* **WHAT IS NEEDED**:
Copy nothing but the text: reproduce each line of the listing exactly and leave the pictures out.

Records about charts and figures
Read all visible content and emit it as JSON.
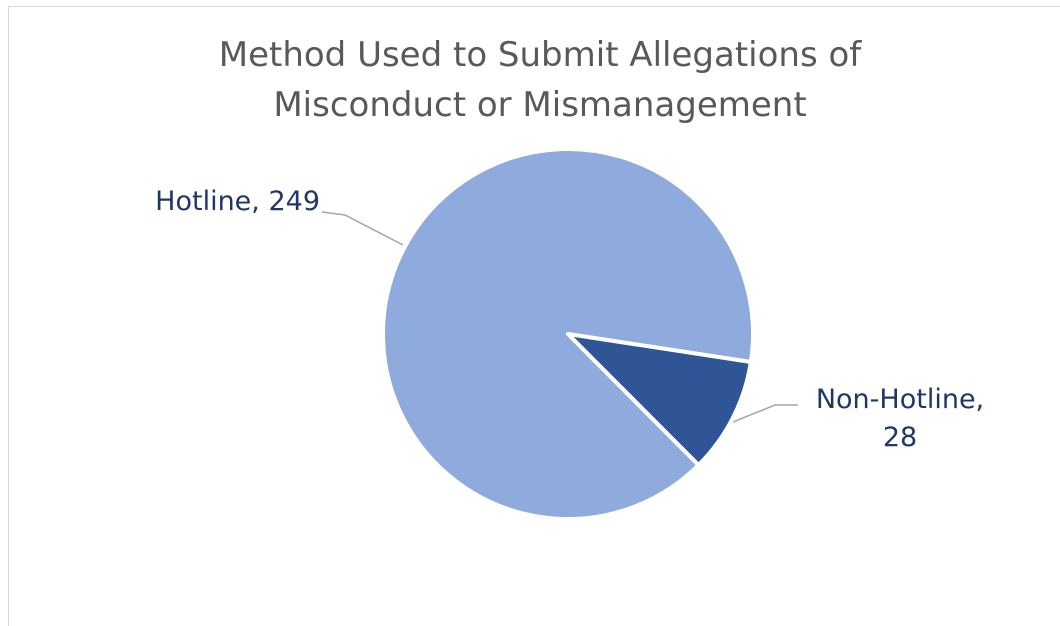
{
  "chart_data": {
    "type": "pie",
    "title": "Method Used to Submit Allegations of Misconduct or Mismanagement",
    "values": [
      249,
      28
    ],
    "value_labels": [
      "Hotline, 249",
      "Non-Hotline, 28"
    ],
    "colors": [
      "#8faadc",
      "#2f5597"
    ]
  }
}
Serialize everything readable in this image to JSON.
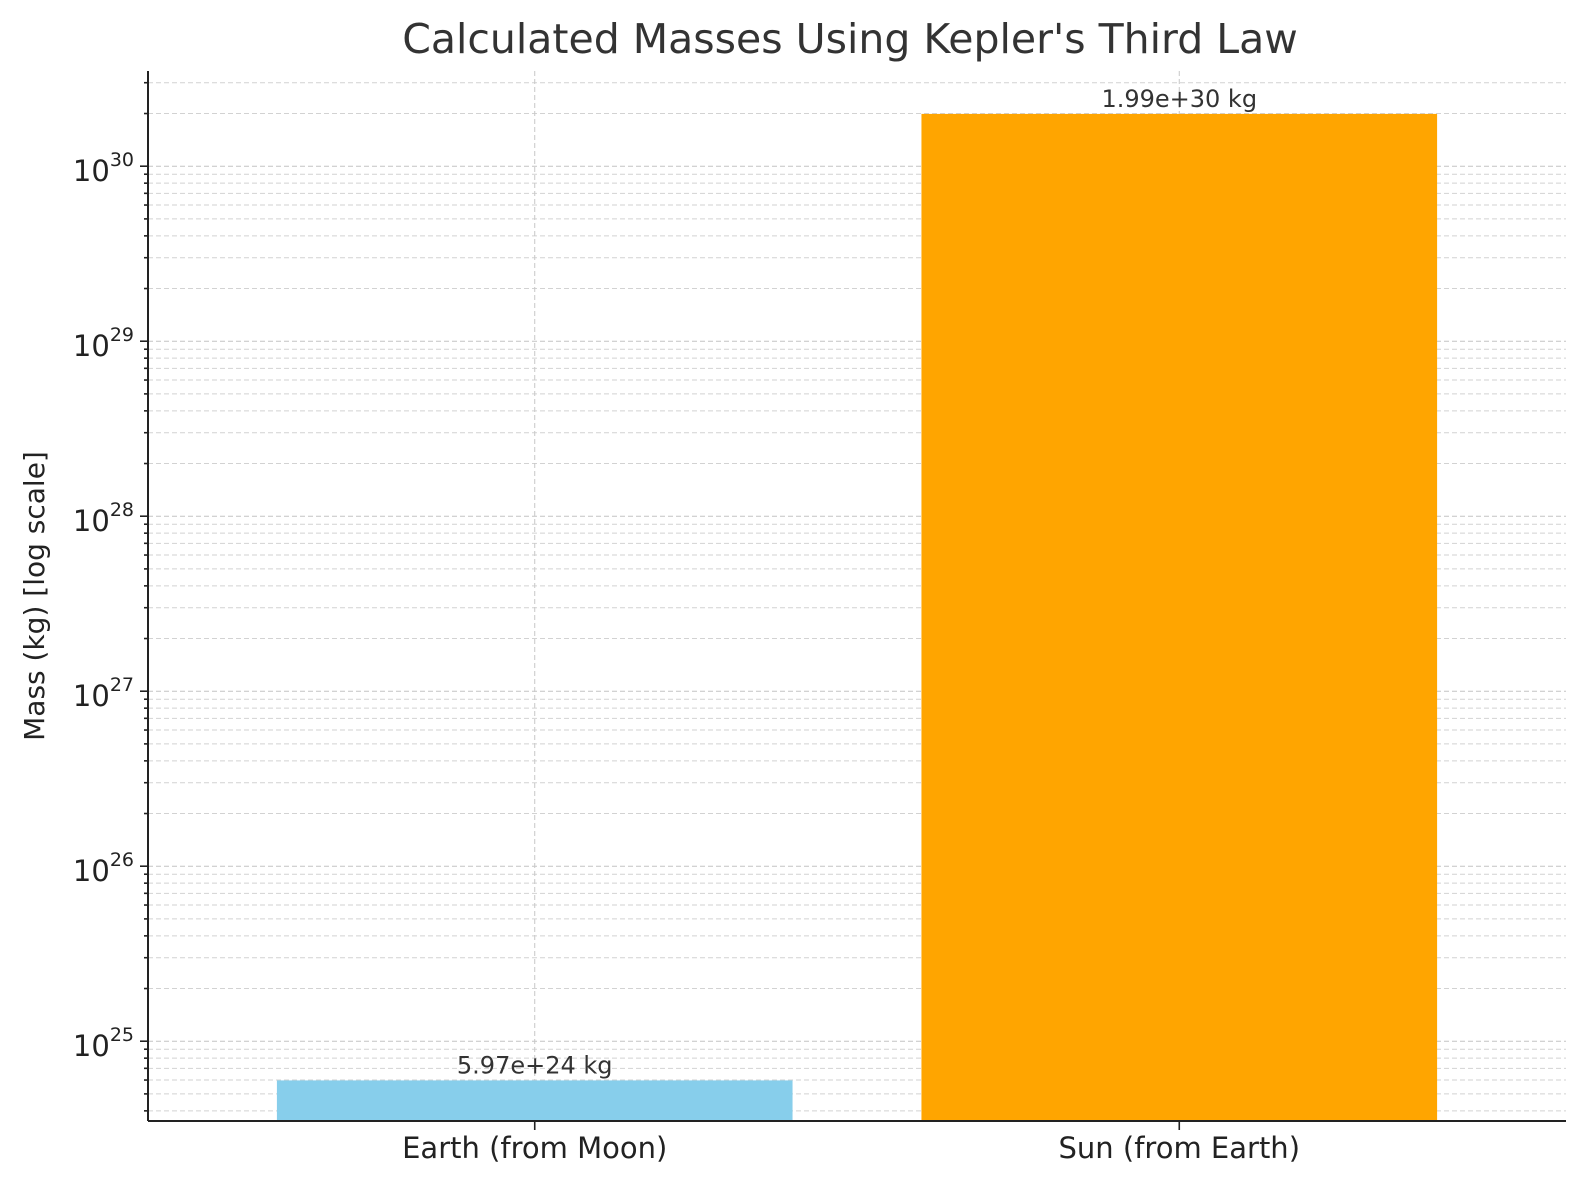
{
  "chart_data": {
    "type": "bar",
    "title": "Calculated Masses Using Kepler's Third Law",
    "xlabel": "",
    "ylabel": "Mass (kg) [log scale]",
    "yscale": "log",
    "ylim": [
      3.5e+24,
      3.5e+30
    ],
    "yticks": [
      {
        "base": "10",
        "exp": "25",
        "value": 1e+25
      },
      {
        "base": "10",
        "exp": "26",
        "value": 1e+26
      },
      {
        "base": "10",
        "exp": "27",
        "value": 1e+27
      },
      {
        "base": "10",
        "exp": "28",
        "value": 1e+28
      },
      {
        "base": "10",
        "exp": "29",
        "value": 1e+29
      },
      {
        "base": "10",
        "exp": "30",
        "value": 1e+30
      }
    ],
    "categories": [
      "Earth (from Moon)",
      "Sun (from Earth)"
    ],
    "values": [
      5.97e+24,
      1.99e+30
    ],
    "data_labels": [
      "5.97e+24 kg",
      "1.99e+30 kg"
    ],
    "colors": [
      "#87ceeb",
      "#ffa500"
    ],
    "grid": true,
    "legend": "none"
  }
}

* **SOLVED EXERCISE**:
Read all visible content and emit it as JSON.
{
  "chart_data": {
    "type": "pie",
    "title": "Method Used to Submit Allegations of Misconduct or Mismanagement",
    "values": [
      249,
      28
    ],
    "value_labels": [
      "Hotline, 249",
      "Non-Hotline, 28"
    ],
    "colors": [
      "#8faadc",
      "#2f5597"
    ]
  }
}
Serialize everything readable in this image to JSON.
{
  "chart_data": {
    "type": "bar",
    "title": "Calculated Masses Using Kepler's Third Law",
    "xlabel": "",
    "ylabel": "Mass (kg) [log scale]",
    "yscale": "log",
    "ylim": [
      3.5e+24,
      3.5e+30
    ],
    "yticks": [
      {
        "base": "10",
        "exp": "25",
        "value": 1e+25
      },
      {
        "base": "10",
        "exp": "26",
        "value": 1e+26
      },
      {
        "base": "10",
        "exp": "27",
        "value": 1e+27
      },
      {
        "base": "10",
        "exp": "28",
        "value": 1e+28
      },
      {
        "base": "10",
        "exp": "29",
        "value": 1e+29
      },
      {
        "base": "10",
        "exp": "30",
        "value": 1e+30
      }
    ],
    "categories": [
      "Earth (from Moon)",
      "Sun (from Earth)"
    ],
    "values": [
      5.97e+24,
      1.99e+30
    ],
    "data_labels": [
      "5.97e+24 kg",
      "1.99e+30 kg"
    ],
    "colors": [
      "#87ceeb",
      "#ffa500"
    ],
    "grid": true,
    "legend": "none"
  }
}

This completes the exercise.